Task details: Retype all the entries word for word, but omit the pictures.

Listing:
########################################

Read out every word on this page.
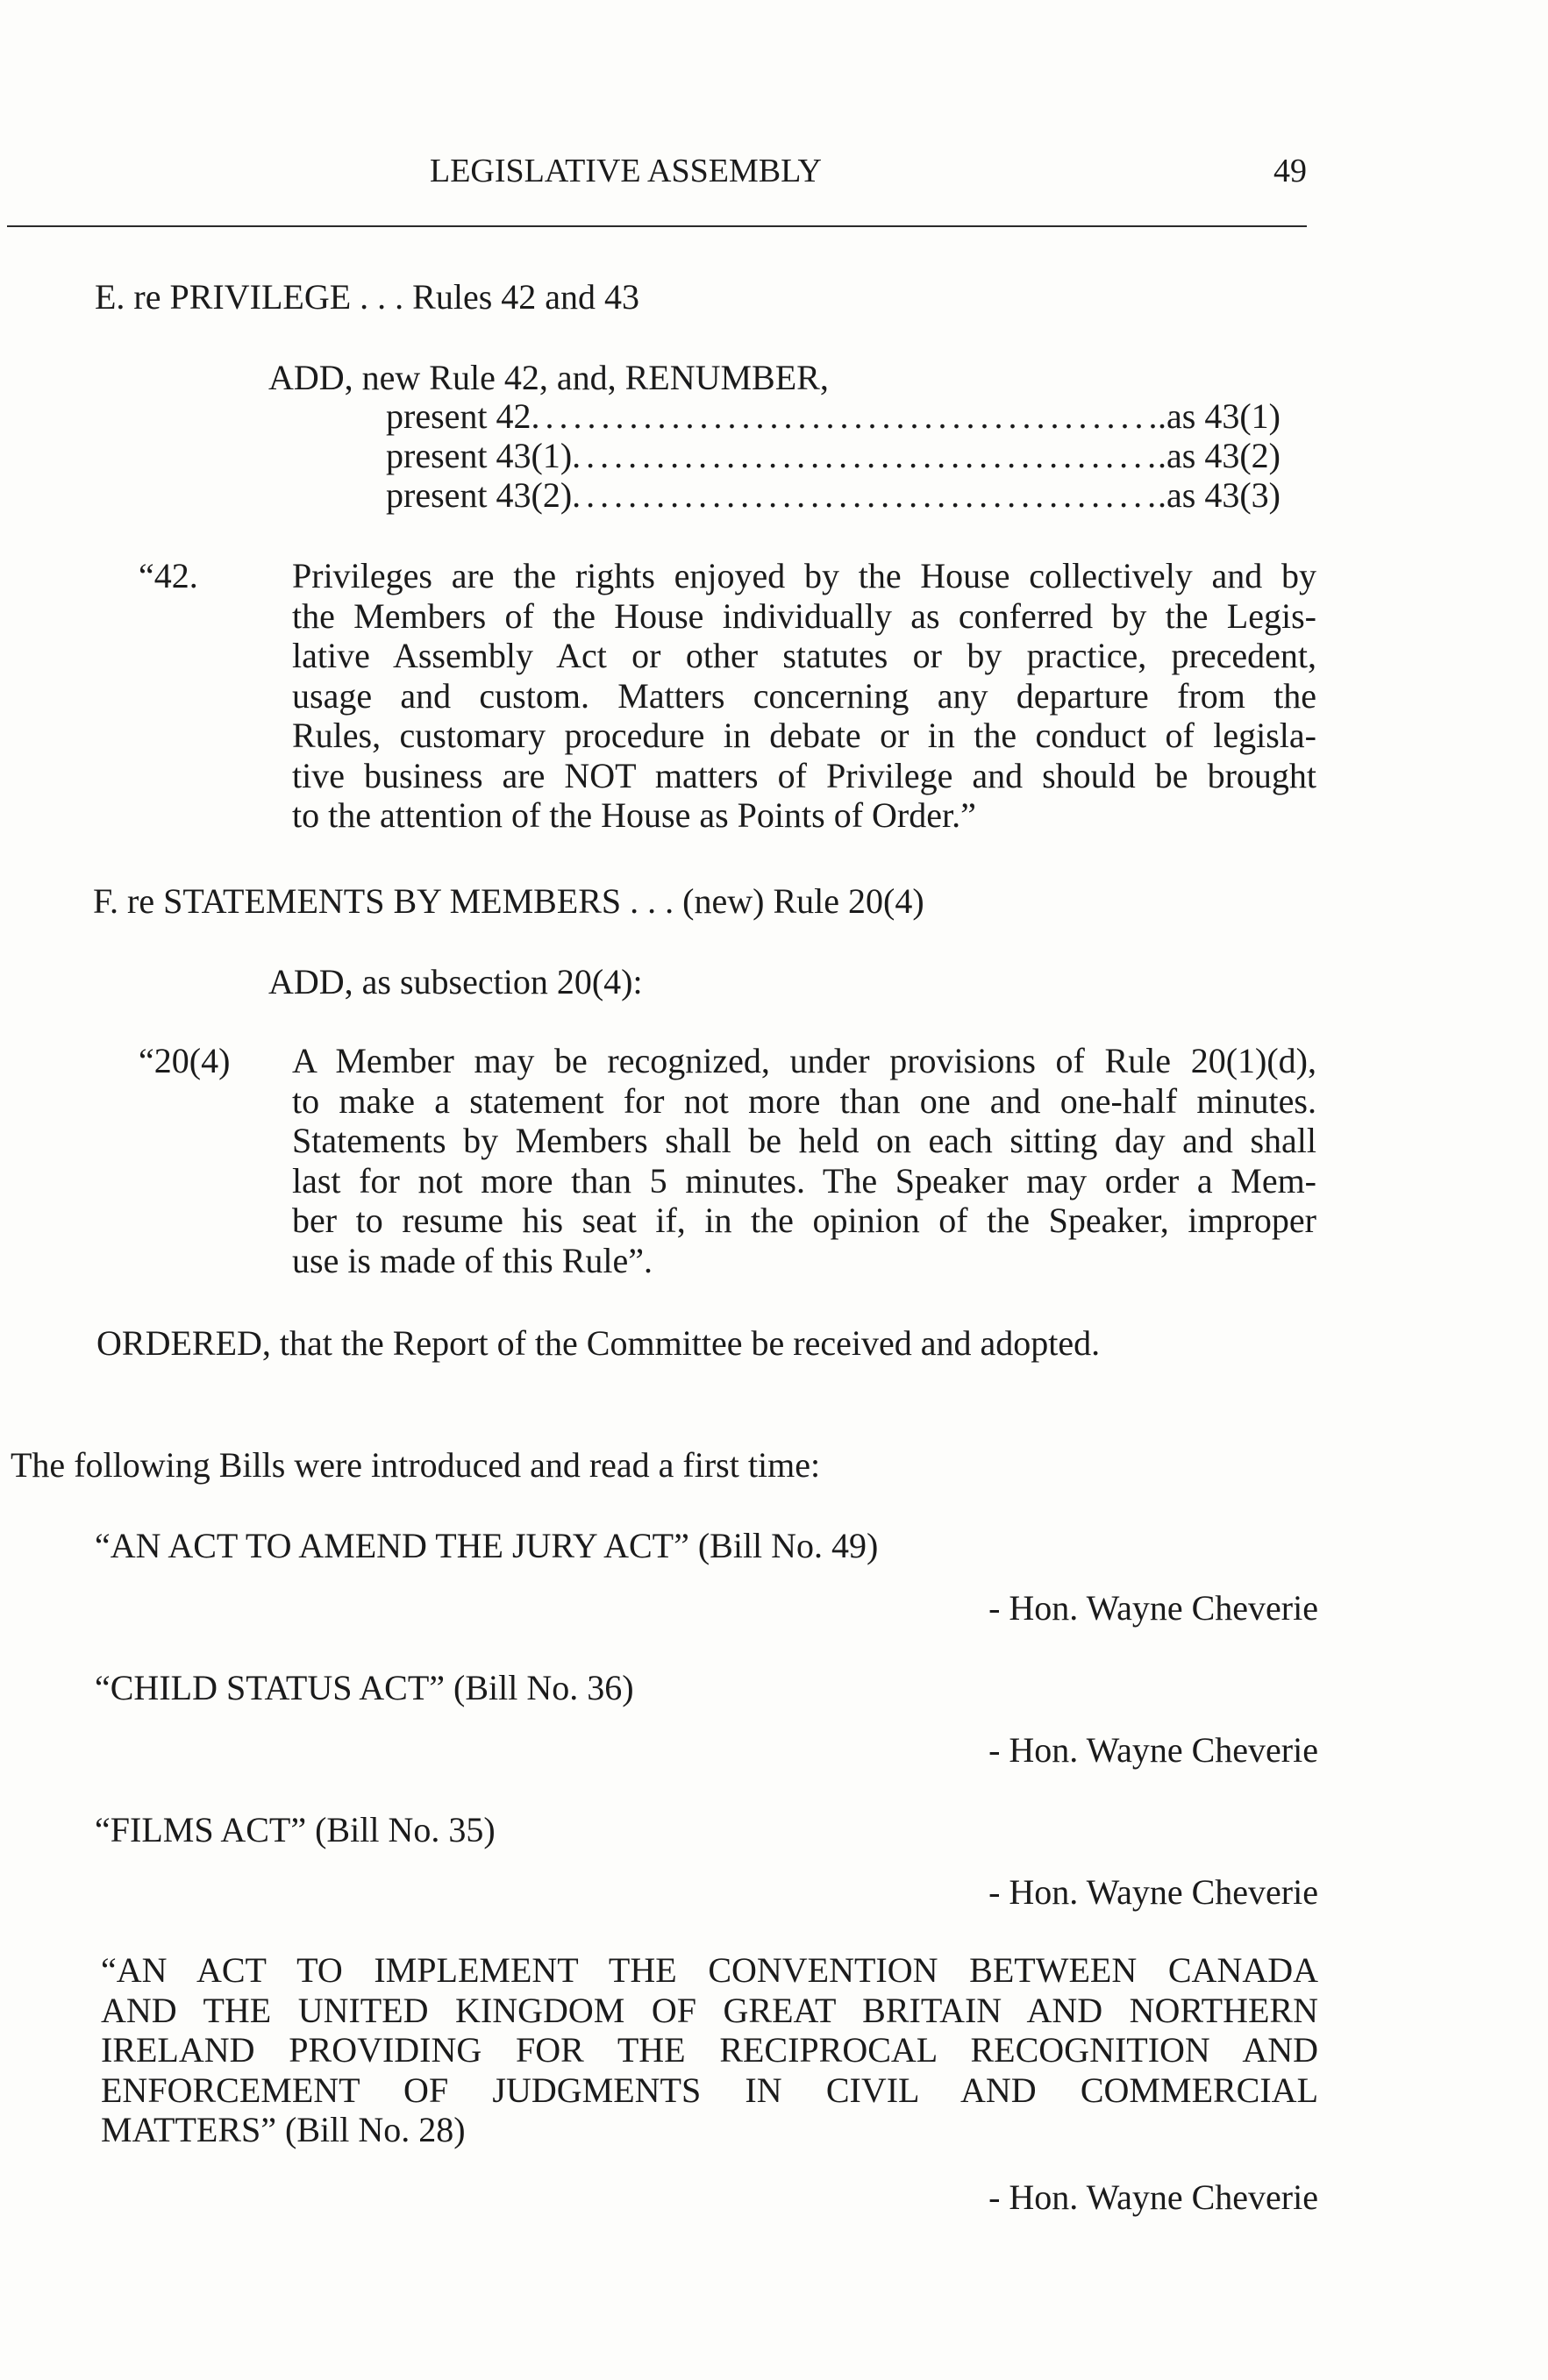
LEGISLATIVE ASSEMBLY	49
E. re PRIVILEGE . . . Rules 42 and 43
ADD, new Rule 42, and, RENUMBER,
present 42 .....	.as 43(1)
present 43(1) .....	.as 43(2)
present 43(2) .....	.as 43(3)
“42.	Privileges are the rights enjoyed by the House collectively and by
the Members of the House individually as conferred by the Legis-
lative Assembly Act or other statutes or by practice, precedent,
usage and custom. Matters concerning any departure from the
Rules, customary procedure in debate or in the conduct of legisla-
tive business are NOT matters of Privilege and should be brought
to the attention of the House as Points of Order.”
F. re STATEMENTS BY MEMBERS . . . (new) Rule 20(4)
ADD, as subsection 20(4):
“20(4) A Member may be recognized, under provisions of Rule 20(1)(d),
to make a statement for not more than one and one-half minutes.
Statements by Members shall be held on each sitting day and shall
last for not more than 5 minutes. The Speaker may order a Mem-
ber to resume his seat if, in the opinion of the Speaker, improper
use is made of this Rule”.
ORDERED, that the Report of the Committee be received and adopted.
The following Bills were introduced and read a first time:
“AN ACT TO AMEND THE JURY ACT” (Bill No. 49)
- Hon. Wayne Cheverie
“CHILD STATUS ACT” (Bill No. 36)
- Hon. Wayne Cheverie
“FILMS ACT” (Bill No. 35)
- Hon. Wayne Cheverie
“AN ACT TO IMPLEMENT THE CONVENTION BETWEEN CANADA
AND THE UNITED KINGDOM OF GREAT BRITAIN AND NORTHERN
IRELAND PROVIDING FOR THE RECIPROCAL RECOGNITION AND
ENFORCEMENT OF JUDGMENTS IN CIVIL AND COMMERCIAL
MATTERS” (Bill No. 28)
- Hon. Wayne Cheverie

########################################

Written response:
Read out every word on this page.
LEGISLATIVE ASSEMBLY	49
E. re PRIVILEGE . . . Rules 42 and 43
ADD, new Rule 42, and, RENUMBER,
present 42 .....	.as 43(1)
present 43(1) .....	.as 43(2)
present 43(2) .....	.as 43(3)
“42.	Privileges are the rights enjoyed by the House collectively and by
the Members of the House individually as conferred by the Legis-
lative Assembly Act or other statutes or by practice, precedent,
usage and custom. Matters concerning any departure from the
Rules, customary procedure in debate or in the conduct of legisla-
tive business are NOT matters of Privilege and should be brought
to the attention of the House as Points of Order.”
F. re STATEMENTS BY MEMBERS . . . (new) Rule 20(4)
ADD, as subsection 20(4):
“20(4) A Member may be recognized, under provisions of Rule 20(1)(d),
to make a statement for not more than one and one-half minutes.
Statements by Members shall be held on each sitting day and shall
last for not more than 5 minutes. The Speaker may order a Mem-
ber to resume his seat if, in the opinion of the Speaker, improper
use is made of this Rule”.
ORDERED, that the Report of the Committee be received and adopted.
The following Bills were introduced and read a first time:
“AN ACT TO AMEND THE JURY ACT” (Bill No. 49)
- Hon. Wayne Cheverie
“CHILD STATUS ACT” (Bill No. 36)
- Hon. Wayne Cheverie
“FILMS ACT” (Bill No. 35)
- Hon. Wayne Cheverie
“AN ACT TO IMPLEMENT THE CONVENTION BETWEEN CANADA
AND THE UNITED KINGDOM OF GREAT BRITAIN AND NORTHERN
IRELAND PROVIDING FOR THE RECIPROCAL RECOGNITION AND
ENFORCEMENT OF JUDGMENTS IN CIVIL AND COMMERCIAL
MATTERS” (Bill No. 28)
- Hon. Wayne Cheverie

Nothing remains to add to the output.